---------- Supplied entries ----------

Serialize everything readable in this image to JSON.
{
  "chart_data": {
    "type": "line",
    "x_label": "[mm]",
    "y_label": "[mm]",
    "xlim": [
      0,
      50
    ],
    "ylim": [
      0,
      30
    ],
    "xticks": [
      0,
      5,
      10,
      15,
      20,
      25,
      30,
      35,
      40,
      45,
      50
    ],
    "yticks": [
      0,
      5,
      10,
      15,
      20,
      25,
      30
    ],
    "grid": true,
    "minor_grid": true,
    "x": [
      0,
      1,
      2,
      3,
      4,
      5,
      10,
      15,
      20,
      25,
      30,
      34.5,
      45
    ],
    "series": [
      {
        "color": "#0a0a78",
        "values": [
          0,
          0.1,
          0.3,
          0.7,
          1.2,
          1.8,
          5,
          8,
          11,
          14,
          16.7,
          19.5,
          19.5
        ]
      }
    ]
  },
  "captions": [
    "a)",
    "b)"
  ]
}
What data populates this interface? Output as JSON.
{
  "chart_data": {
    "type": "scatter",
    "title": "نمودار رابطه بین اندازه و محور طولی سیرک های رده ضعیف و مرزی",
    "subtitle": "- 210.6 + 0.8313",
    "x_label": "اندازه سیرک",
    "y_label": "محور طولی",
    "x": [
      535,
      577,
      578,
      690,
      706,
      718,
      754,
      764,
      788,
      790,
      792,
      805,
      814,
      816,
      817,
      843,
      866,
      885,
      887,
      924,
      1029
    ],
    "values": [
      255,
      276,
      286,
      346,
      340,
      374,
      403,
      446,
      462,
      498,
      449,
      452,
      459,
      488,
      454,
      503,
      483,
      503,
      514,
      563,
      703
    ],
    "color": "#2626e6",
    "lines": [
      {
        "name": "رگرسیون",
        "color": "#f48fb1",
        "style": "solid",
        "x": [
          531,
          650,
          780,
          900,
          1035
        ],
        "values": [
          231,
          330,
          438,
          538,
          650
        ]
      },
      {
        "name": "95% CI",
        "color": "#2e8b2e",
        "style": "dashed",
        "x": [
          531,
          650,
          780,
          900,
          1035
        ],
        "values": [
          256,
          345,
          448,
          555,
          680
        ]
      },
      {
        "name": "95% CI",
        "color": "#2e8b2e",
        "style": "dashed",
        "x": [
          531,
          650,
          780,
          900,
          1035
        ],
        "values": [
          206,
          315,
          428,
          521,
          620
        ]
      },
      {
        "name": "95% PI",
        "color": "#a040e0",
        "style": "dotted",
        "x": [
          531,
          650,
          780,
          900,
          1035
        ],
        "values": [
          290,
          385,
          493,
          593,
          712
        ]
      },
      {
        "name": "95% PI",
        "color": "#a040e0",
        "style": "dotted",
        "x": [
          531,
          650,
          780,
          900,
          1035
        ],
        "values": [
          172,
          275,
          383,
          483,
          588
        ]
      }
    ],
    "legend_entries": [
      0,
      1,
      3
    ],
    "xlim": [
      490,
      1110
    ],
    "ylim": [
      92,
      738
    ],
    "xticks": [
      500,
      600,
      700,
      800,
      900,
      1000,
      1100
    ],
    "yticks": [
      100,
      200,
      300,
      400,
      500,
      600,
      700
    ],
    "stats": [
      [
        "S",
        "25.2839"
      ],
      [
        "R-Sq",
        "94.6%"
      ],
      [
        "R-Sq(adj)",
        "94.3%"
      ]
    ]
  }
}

----------

* _Task instructions_:
Copy out all lines that carry the word "طولی".

* _Answer to this exercise_:
    "title": "نمودار رابطه بین اندازه و محور طولی سیرک های رده ضعیف و مرزی",
    "y_label": "محور طولی",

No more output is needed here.